AIM OF THE TASK -
Provide an exact reproduction of every entry.

-- Begin RECORDS FOR THE EXERCISE --

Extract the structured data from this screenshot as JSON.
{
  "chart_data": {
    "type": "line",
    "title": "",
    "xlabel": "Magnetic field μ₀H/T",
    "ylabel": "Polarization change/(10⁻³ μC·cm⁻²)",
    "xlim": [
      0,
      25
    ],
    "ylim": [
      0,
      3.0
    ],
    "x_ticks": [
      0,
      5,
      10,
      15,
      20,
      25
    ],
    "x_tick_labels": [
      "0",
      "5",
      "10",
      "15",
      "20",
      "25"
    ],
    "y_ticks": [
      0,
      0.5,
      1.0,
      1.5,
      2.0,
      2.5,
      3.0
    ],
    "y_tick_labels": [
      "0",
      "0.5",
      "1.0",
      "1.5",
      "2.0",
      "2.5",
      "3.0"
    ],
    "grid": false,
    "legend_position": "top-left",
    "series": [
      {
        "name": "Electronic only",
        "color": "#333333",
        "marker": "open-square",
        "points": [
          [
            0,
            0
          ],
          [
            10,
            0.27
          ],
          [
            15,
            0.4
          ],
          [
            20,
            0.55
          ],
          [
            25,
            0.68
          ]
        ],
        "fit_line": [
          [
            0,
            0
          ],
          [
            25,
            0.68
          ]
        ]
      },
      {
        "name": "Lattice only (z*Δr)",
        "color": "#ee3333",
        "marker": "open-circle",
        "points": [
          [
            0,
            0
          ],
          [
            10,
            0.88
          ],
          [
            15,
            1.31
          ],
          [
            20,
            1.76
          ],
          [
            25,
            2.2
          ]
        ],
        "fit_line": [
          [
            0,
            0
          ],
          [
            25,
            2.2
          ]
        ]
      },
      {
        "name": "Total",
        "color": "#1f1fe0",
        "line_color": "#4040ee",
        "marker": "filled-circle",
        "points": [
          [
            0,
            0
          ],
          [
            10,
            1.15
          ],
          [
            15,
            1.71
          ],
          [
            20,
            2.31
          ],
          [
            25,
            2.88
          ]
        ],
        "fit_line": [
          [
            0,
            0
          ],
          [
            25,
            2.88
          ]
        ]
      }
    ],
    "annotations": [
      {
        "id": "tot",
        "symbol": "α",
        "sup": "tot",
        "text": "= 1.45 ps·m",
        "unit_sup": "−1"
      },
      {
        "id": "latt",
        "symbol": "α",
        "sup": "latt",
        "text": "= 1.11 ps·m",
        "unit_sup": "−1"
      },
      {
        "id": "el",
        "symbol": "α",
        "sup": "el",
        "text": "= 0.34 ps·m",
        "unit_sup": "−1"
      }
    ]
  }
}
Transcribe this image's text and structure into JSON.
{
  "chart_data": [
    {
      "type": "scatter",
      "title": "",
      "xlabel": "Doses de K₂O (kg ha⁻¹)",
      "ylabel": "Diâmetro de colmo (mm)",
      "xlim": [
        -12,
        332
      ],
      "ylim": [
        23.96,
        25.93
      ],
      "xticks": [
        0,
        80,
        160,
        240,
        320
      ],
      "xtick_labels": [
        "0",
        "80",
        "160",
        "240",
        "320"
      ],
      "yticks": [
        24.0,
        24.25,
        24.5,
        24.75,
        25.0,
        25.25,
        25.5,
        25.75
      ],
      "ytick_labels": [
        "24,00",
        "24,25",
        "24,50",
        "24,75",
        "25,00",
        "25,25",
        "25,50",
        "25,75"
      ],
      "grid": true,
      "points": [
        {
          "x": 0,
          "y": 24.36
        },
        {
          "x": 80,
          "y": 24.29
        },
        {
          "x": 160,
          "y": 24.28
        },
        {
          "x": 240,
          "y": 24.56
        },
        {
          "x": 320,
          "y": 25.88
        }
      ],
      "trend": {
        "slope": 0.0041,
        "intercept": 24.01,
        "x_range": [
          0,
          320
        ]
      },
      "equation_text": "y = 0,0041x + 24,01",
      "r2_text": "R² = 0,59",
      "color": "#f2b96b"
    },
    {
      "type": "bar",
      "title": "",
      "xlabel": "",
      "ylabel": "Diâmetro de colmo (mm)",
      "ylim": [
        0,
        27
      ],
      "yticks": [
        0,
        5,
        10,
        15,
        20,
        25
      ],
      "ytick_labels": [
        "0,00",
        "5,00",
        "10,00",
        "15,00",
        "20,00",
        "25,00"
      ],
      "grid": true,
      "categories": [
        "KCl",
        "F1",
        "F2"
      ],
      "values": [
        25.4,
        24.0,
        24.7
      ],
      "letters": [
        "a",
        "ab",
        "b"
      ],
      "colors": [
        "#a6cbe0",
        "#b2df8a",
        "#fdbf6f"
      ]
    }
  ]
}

-- End RECORDS FOR THE EXERCISE --

SOLUTION BELOW -
Extract the structured data from this screenshot as JSON.
{
  "chart_data": {
    "type": "line",
    "title": "",
    "xlabel": "Magnetic field μ₀H/T",
    "ylabel": "Polarization change/(10⁻³ μC·cm⁻²)",
    "xlim": [
      0,
      25
    ],
    "ylim": [
      0,
      3.0
    ],
    "x_ticks": [
      0,
      5,
      10,
      15,
      20,
      25
    ],
    "x_tick_labels": [
      "0",
      "5",
      "10",
      "15",
      "20",
      "25"
    ],
    "y_ticks": [
      0,
      0.5,
      1.0,
      1.5,
      2.0,
      2.5,
      3.0
    ],
    "y_tick_labels": [
      "0",
      "0.5",
      "1.0",
      "1.5",
      "2.0",
      "2.5",
      "3.0"
    ],
    "grid": false,
    "legend_position": "top-left",
    "series": [
      {
        "name": "Electronic only",
        "color": "#333333",
        "marker": "open-square",
        "points": [
          [
            0,
            0
          ],
          [
            10,
            0.27
          ],
          [
            15,
            0.4
          ],
          [
            20,
            0.55
          ],
          [
            25,
            0.68
          ]
        ],
        "fit_line": [
          [
            0,
            0
          ],
          [
            25,
            0.68
          ]
        ]
      },
      {
        "name": "Lattice only (z*Δr)",
        "color": "#ee3333",
        "marker": "open-circle",
        "points": [
          [
            0,
            0
          ],
          [
            10,
            0.88
          ],
          [
            15,
            1.31
          ],
          [
            20,
            1.76
          ],
          [
            25,
            2.2
          ]
        ],
        "fit_line": [
          [
            0,
            0
          ],
          [
            25,
            2.2
          ]
        ]
      },
      {
        "name": "Total",
        "color": "#1f1fe0",
        "line_color": "#4040ee",
        "marker": "filled-circle",
        "points": [
          [
            0,
            0
          ],
          [
            10,
            1.15
          ],
          [
            15,
            1.71
          ],
          [
            20,
            2.31
          ],
          [
            25,
            2.88
          ]
        ],
        "fit_line": [
          [
            0,
            0
          ],
          [
            25,
            2.88
          ]
        ]
      }
    ],
    "annotations": [
      {
        "id": "tot",
        "symbol": "α",
        "sup": "tot",
        "text": "= 1.45 ps·m",
        "unit_sup": "−1"
      },
      {
        "id": "latt",
        "symbol": "α",
        "sup": "latt",
        "text": "= 1.11 ps·m",
        "unit_sup": "−1"
      },
      {
        "id": "el",
        "symbol": "α",
        "sup": "el",
        "text": "= 0.34 ps·m",
        "unit_sup": "−1"
      }
    ]
  }
}
Transcribe this image's text and structure into JSON.
{
  "chart_data": [
    {
      "type": "scatter",
      "title": "",
      "xlabel": "Doses de K₂O (kg ha⁻¹)",
      "ylabel": "Diâmetro de colmo (mm)",
      "xlim": [
        -12,
        332
      ],
      "ylim": [
        23.96,
        25.93
      ],
      "xticks": [
        0,
        80,
        160,
        240,
        320
      ],
      "xtick_labels": [
        "0",
        "80",
        "160",
        "240",
        "320"
      ],
      "yticks": [
        24.0,
        24.25,
        24.5,
        24.75,
        25.0,
        25.25,
        25.5,
        25.75
      ],
      "ytick_labels": [
        "24,00",
        "24,25",
        "24,50",
        "24,75",
        "25,00",
        "25,25",
        "25,50",
        "25,75"
      ],
      "grid": true,
      "points": [
        {
          "x": 0,
          "y": 24.36
        },
        {
          "x": 80,
          "y": 24.29
        },
        {
          "x": 160,
          "y": 24.28
        },
        {
          "x": 240,
          "y": 24.56
        },
        {
          "x": 320,
          "y": 25.88
        }
      ],
      "trend": {
        "slope": 0.0041,
        "intercept": 24.01,
        "x_range": [
          0,
          320
        ]
      },
      "equation_text": "y = 0,0041x + 24,01",
      "r2_text": "R² = 0,59",
      "color": "#f2b96b"
    },
    {
      "type": "bar",
      "title": "",
      "xlabel": "",
      "ylabel": "Diâmetro de colmo (mm)",
      "ylim": [
        0,
        27
      ],
      "yticks": [
        0,
        5,
        10,
        15,
        20,
        25
      ],
      "ytick_labels": [
        "0,00",
        "5,00",
        "10,00",
        "15,00",
        "20,00",
        "25,00"
      ],
      "grid": true,
      "categories": [
        "KCl",
        "F1",
        "F2"
      ],
      "values": [
        25.4,
        24.0,
        24.7
      ],
      "letters": [
        "a",
        "ab",
        "b"
      ],
      "colors": [
        "#a6cbe0",
        "#b2df8a",
        "#fdbf6f"
      ]
    }
  ]
}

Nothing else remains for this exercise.